[STATED GOAL]
Turn the rows below into a numbered list, skipping any blank lines. Leave the pictures out of your answer.

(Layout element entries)
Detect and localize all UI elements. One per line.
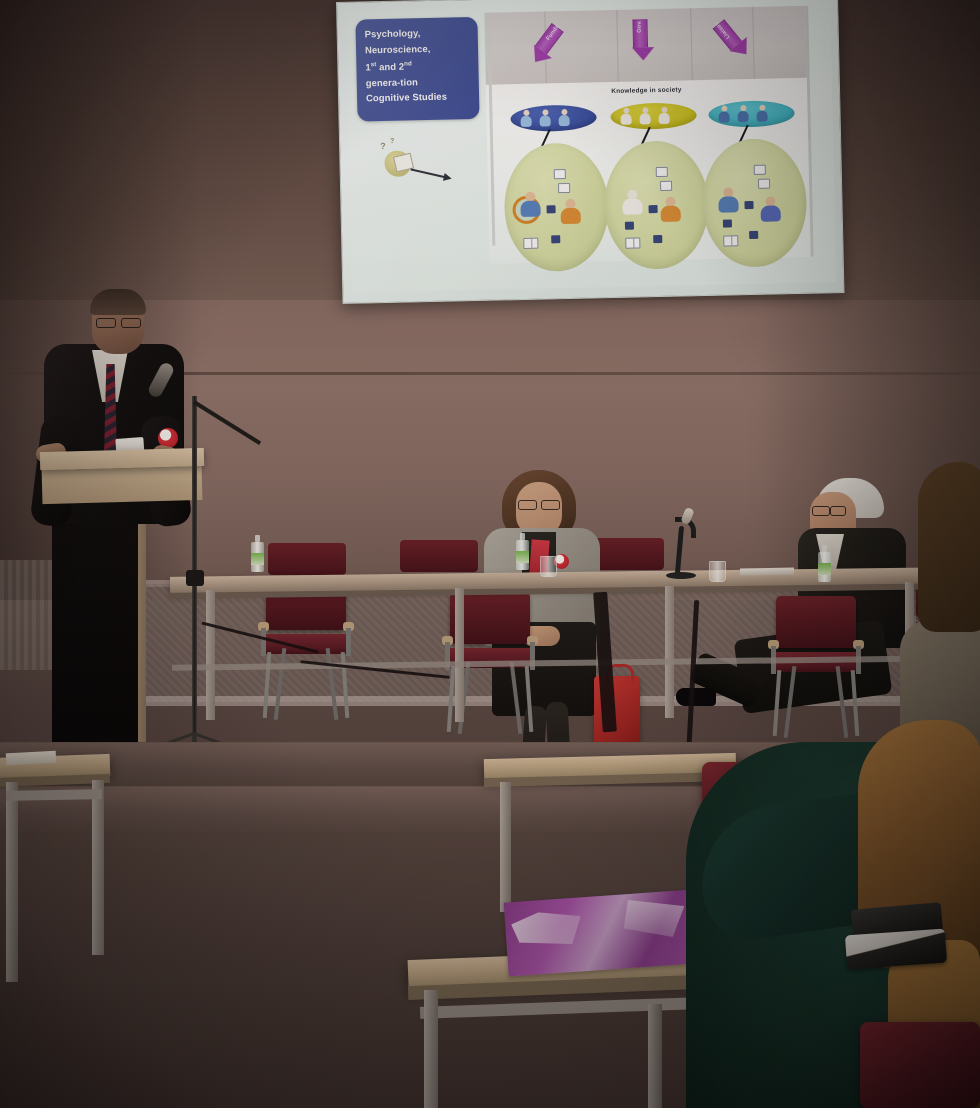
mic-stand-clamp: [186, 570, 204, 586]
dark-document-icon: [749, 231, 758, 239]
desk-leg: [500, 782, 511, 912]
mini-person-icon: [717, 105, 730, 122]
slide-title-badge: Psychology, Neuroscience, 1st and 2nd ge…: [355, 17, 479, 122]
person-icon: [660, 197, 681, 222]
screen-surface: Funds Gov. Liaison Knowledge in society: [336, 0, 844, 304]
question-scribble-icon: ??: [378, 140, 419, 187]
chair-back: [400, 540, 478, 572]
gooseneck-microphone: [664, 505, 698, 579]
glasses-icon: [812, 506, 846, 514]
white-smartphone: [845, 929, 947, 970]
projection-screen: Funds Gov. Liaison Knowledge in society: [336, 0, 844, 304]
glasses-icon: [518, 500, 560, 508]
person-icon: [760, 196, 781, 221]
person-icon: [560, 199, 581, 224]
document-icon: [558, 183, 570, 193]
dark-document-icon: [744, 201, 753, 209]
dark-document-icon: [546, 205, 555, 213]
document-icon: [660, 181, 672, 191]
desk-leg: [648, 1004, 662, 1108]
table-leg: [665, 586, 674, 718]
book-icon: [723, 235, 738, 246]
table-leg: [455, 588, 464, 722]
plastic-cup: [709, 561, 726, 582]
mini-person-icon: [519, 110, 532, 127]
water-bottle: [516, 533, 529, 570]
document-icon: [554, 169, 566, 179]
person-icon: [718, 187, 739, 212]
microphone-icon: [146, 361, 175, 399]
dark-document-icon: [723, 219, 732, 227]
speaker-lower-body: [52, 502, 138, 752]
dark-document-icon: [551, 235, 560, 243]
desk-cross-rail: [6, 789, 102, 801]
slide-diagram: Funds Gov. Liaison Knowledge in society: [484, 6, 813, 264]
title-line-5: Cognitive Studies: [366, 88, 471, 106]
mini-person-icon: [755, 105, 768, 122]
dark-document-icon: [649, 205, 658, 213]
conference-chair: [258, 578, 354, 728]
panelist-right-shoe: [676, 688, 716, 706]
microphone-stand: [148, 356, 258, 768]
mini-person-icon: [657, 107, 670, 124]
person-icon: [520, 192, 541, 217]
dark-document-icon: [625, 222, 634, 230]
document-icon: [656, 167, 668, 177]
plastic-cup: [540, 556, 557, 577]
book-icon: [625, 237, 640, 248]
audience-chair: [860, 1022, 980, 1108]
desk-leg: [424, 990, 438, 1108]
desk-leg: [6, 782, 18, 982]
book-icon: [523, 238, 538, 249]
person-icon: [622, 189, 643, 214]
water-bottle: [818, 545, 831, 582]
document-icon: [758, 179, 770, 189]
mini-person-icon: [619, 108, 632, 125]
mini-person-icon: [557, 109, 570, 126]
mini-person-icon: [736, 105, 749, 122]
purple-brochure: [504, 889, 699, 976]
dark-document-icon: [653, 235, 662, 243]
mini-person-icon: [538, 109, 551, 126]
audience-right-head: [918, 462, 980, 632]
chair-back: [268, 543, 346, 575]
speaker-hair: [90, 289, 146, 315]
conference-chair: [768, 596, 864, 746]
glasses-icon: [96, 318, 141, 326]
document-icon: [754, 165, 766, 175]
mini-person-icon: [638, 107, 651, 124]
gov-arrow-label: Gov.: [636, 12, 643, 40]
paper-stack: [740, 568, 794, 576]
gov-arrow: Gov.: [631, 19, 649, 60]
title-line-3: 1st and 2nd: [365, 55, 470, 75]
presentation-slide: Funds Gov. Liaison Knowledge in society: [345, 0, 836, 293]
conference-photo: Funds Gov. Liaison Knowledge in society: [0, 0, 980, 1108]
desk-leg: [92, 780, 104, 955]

[RESULT]
1. Detect and localize all UI elements. One per line.
2. mic-stand-clamp: [186, 570, 204, 586]
3. dark-document-icon: [749, 231, 758, 239]
4. desk-leg: [500, 782, 511, 912]
5. mini-person-icon: [717, 105, 730, 122]
6. slide-title-badge: Psychology, Neuroscience, 1st and 2nd ge…: [355, 17, 479, 122]
7. person-icon: [660, 197, 681, 222]
8. screen-surface: Funds Gov. Liaison Knowledge in society: [336, 0, 844, 304]
9. question-scribble-icon: ??: [378, 140, 419, 187]
10. chair-back: [400, 540, 478, 572]
11. gooseneck-microphone: [664, 505, 698, 579]
12. glasses-icon: [812, 506, 846, 514]
13. white-smartphone: [845, 929, 947, 970]
14. projection-screen: Funds Gov. Liaison Knowledge in society: [336, 0, 844, 304]
15. glasses-icon: [518, 500, 560, 508]
16. person-icon: [760, 196, 781, 221]
17. person-icon: [560, 199, 581, 224]
18. document-icon: [558, 183, 570, 193]
19. dark-document-icon: [744, 201, 753, 209]
20. dark-document-icon: [546, 205, 555, 213]
21. document-icon: [660, 181, 672, 191]
22. desk-leg: [648, 1004, 662, 1108]
23. table-leg: [665, 586, 674, 718]
24. book-icon: [723, 235, 738, 246]
25. table-leg: [455, 588, 464, 722]
26. plastic-cup: [709, 561, 726, 582]
27. mini-person-icon: [519, 110, 532, 127]
28. water-bottle: [516, 533, 529, 570]
29. document-icon: [554, 169, 566, 179]
30. person-icon: [718, 187, 739, 212]
31. microphone-icon: [146, 361, 175, 399]
32. dark-document-icon: [723, 219, 732, 227]
33. speaker-lower-body: [52, 502, 138, 752]
34. dark-document-icon: [551, 235, 560, 243]
35. desk-cross-rail: [6, 789, 102, 801]
36. slide-diagram: Funds Gov. Liaison Knowledge in society: [484, 6, 813, 264]
37. title-line-5: Cognitive Studies: [366, 88, 471, 106]
38. mini-person-icon: [755, 105, 768, 122]
39. dark-document-icon: [649, 205, 658, 213]
40. conference-chair: [258, 578, 354, 728]
41. panelist-right-shoe: [676, 688, 716, 706]
42. microphone-stand: [148, 356, 258, 768]
43. mini-person-icon: [657, 107, 670, 124]
44. person-icon: [520, 192, 541, 217]
45. dark-document-icon: [625, 222, 634, 230]
46. document-icon: [656, 167, 668, 177]
47. plastic-cup: [540, 556, 557, 577]
48. book-icon: [625, 237, 640, 248]
49. audience-chair: [860, 1022, 980, 1108]
50. desk-leg: [424, 990, 438, 1108]
51. desk-leg: [6, 782, 18, 982]
52. book-icon: [523, 238, 538, 249]
53. person-icon: [622, 189, 643, 214]
54. water-bottle: [818, 545, 831, 582]
55. document-icon: [758, 179, 770, 189]
56. mini-person-icon: [619, 108, 632, 125]
57. mini-person-icon: [557, 109, 570, 126]
58. mini-person-icon: [736, 105, 749, 122]
59. purple-brochure: [504, 889, 699, 976]
60. dark-document-icon: [653, 235, 662, 243]
61. mini-person-icon: [538, 109, 551, 126]
62. audience-right-head: [918, 462, 980, 632]
63. chair-back: [268, 543, 346, 575]
64. speaker-hair: [90, 289, 146, 315]
65. conference-chair: [768, 596, 864, 746]
66. glasses-icon: [96, 318, 141, 326]
67. document-icon: [754, 165, 766, 175]
68. mini-person-icon: [638, 107, 651, 124]
69. gov-arrow-label: Gov.: [636, 12, 643, 40]
70. paper-stack: [740, 568, 794, 576]
71. gov-arrow: Gov.: [631, 19, 649, 60]
72. title-line-3: 1st and 2nd: [365, 55, 470, 75]
73. presentation-slide: Funds Gov. Liaison Knowledge in society: [345, 0, 836, 293]
74. conference-photo: Funds Gov. Liaison Knowledge in society: [0, 0, 980, 1108]
75. desk-leg: [92, 780, 104, 955]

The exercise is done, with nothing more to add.